=== Task details ===
Each entry needs to be restated exactly as written.

begin Records

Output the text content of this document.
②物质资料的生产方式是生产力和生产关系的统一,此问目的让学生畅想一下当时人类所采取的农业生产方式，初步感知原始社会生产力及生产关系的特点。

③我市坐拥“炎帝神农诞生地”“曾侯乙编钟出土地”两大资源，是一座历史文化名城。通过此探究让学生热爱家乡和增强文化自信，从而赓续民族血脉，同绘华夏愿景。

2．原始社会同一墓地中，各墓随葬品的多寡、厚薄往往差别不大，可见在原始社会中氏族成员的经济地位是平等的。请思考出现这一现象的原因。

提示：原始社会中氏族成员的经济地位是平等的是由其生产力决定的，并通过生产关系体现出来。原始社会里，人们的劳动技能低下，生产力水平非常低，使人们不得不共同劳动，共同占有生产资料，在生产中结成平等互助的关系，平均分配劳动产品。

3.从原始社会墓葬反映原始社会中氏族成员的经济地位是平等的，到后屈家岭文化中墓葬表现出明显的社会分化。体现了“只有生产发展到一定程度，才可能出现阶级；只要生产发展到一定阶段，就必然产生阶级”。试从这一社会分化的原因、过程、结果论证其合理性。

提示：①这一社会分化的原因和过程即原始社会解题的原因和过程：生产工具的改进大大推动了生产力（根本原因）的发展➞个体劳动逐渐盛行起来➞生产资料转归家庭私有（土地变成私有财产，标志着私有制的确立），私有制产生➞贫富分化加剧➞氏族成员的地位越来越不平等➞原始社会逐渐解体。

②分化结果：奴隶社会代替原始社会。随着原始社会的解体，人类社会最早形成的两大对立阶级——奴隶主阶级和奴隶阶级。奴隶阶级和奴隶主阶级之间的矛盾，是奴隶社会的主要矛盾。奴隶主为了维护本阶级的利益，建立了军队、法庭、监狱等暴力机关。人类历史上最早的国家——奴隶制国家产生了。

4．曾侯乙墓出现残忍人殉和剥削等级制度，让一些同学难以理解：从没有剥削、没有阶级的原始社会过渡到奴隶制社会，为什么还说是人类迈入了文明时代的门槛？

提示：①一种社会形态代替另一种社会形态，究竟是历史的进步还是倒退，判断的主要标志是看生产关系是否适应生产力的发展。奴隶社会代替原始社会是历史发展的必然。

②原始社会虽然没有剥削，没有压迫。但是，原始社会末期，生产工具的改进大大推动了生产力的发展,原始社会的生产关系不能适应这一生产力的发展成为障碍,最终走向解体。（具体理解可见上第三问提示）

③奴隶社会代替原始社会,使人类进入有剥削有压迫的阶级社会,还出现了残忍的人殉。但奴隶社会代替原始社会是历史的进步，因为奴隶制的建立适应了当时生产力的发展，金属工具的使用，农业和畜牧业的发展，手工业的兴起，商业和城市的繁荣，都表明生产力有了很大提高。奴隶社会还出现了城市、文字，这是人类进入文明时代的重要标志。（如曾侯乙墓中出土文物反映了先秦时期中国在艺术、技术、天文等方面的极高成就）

end Records

=== Result ===
Output the text content of this document.
②物质资料的生产方式是生产力和生产关系的统一,此问目的让学生畅想一下当时人类所采取的农业生产方式，初步感知原始社会生产力及生产关系的特点。

③我市坐拥“炎帝神农诞生地”“曾侯乙编钟出土地”两大资源，是一座历史文化名城。通过此探究让学生热爱家乡和增强文化自信，从而赓续民族血脉，同绘华夏愿景。

2．原始社会同一墓地中，各墓随葬品的多寡、厚薄往往差别不大，可见在原始社会中氏族成员的经济地位是平等的。请思考出现这一现象的原因。

提示：原始社会中氏族成员的经济地位是平等的是由其生产力决定的，并通过生产关系体现出来。原始社会里，人们的劳动技能低下，生产力水平非常低，使人们不得不共同劳动，共同占有生产资料，在生产中结成平等互助的关系，平均分配劳动产品。

3.从原始社会墓葬反映原始社会中氏族成员的经济地位是平等的，到后屈家岭文化中墓葬表现出明显的社会分化。体现了“只有生产发展到一定程度，才可能出现阶级；只要生产发展到一定阶段，就必然产生阶级”。试从这一社会分化的原因、过程、结果论证其合理性。

提示：①这一社会分化的原因和过程即原始社会解题的原因和过程：生产工具的改进大大推动了生产力（根本原因）的发展➞个体劳动逐渐盛行起来➞生产资料转归家庭私有（土地变成私有财产，标志着私有制的确立），私有制产生➞贫富分化加剧➞氏族成员的地位越来越不平等➞原始社会逐渐解体。

②分化结果：奴隶社会代替原始社会。随着原始社会的解体，人类社会最早形成的两大对立阶级——奴隶主阶级和奴隶阶级。奴隶阶级和奴隶主阶级之间的矛盾，是奴隶社会的主要矛盾。奴隶主为了维护本阶级的利益，建立了军队、法庭、监狱等暴力机关。人类历史上最早的国家——奴隶制国家产生了。

4．曾侯乙墓出现残忍人殉和剥削等级制度，让一些同学难以理解：从没有剥削、没有阶级的原始社会过渡到奴隶制社会，为什么还说是人类迈入了文明时代的门槛？

提示：①一种社会形态代替另一种社会形态，究竟是历史的进步还是倒退，判断的主要标志是看生产关系是否适应生产力的发展。奴隶社会代替原始社会是历史发展的必然。

②原始社会虽然没有剥削，没有压迫。但是，原始社会末期，生产工具的改进大大推动了生产力的发展,原始社会的生产关系不能适应这一生产力的发展成为障碍,最终走向解体。（具体理解可见上第三问提示）

③奴隶社会代替原始社会,使人类进入有剥削有压迫的阶级社会,还出现了残忍的人殉。但奴隶社会代替原始社会是历史的进步，因为奴隶制的建立适应了当时生产力的发展，金属工具的使用，农业和畜牧业的发展，手工业的兴起，商业和城市的繁荣，都表明生产力有了很大提高。奴隶社会还出现了城市、文字，这是人类进入文明时代的重要标志。（如曾侯乙墓中出土文物反映了先秦时期中国在艺术、技术、天文等方面的极高成就）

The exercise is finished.